### Exercise
Copy out the data below verbatim.
--- begin Task input ---
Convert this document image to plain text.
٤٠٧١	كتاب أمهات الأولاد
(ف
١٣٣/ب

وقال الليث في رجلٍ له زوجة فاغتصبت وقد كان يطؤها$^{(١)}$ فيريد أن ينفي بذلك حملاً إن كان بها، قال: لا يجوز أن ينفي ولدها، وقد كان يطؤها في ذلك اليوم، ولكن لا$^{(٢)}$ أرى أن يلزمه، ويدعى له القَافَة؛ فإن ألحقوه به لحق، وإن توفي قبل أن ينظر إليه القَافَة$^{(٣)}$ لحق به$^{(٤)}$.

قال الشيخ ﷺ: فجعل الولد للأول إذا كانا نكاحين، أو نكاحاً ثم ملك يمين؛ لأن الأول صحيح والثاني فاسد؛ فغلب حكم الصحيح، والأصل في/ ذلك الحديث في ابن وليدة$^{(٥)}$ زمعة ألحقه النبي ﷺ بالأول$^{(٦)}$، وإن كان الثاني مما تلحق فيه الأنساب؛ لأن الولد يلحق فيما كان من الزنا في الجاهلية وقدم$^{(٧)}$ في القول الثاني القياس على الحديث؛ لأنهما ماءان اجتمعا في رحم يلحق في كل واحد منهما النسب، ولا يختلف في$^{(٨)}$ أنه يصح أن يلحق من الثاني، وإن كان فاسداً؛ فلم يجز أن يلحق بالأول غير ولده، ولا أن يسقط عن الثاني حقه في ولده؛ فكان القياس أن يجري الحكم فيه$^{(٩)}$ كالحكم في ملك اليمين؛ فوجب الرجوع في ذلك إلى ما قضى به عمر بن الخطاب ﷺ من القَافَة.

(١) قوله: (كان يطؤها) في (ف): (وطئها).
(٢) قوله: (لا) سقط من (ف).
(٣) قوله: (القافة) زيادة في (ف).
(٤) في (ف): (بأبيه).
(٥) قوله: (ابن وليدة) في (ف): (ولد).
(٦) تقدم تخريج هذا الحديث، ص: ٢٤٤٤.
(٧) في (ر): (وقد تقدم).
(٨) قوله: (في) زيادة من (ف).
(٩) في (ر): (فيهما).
--- end Task input ---
### Expected output
Convert this document image to plain text.
٤٠٧١	كتاب أمهات الأولاد
(ف
١٣٣/ب

وقال الليث في رجلٍ له زوجة فاغتصبت وقد كان يطؤها$^{(١)}$ فيريد أن ينفي بذلك حملاً إن كان بها، قال: لا يجوز أن ينفي ولدها، وقد كان يطؤها في ذلك اليوم، ولكن لا$^{(٢)}$ أرى أن يلزمه، ويدعى له القَافَة؛ فإن ألحقوه به لحق، وإن توفي قبل أن ينظر إليه القَافَة$^{(٣)}$ لحق به$^{(٤)}$.

قال الشيخ ﷺ: فجعل الولد للأول إذا كانا نكاحين، أو نكاحاً ثم ملك يمين؛ لأن الأول صحيح والثاني فاسد؛ فغلب حكم الصحيح، والأصل في/ ذلك الحديث في ابن وليدة$^{(٥)}$ زمعة ألحقه النبي ﷺ بالأول$^{(٦)}$، وإن كان الثاني مما تلحق فيه الأنساب؛ لأن الولد يلحق فيما كان من الزنا في الجاهلية وقدم$^{(٧)}$ في القول الثاني القياس على الحديث؛ لأنهما ماءان اجتمعا في رحم يلحق في كل واحد منهما النسب، ولا يختلف في$^{(٨)}$ أنه يصح أن يلحق من الثاني، وإن كان فاسداً؛ فلم يجز أن يلحق بالأول غير ولده، ولا أن يسقط عن الثاني حقه في ولده؛ فكان القياس أن يجري الحكم فيه$^{(٩)}$ كالحكم في ملك اليمين؛ فوجب الرجوع في ذلك إلى ما قضى به عمر بن الخطاب ﷺ من القَافَة.

(١) قوله: (كان يطؤها) في (ف): (وطئها).
(٢) قوله: (لا) سقط من (ف).
(٣) قوله: (القافة) زيادة في (ف).
(٤) في (ف): (بأبيه).
(٥) قوله: (ابن وليدة) في (ف): (ولد).
(٦) تقدم تخريج هذا الحديث، ص: ٢٤٤٤.
(٧) في (ر): (وقد تقدم).
(٨) قوله: (في) زيادة من (ف).
(٩) في (ر): (فيهما).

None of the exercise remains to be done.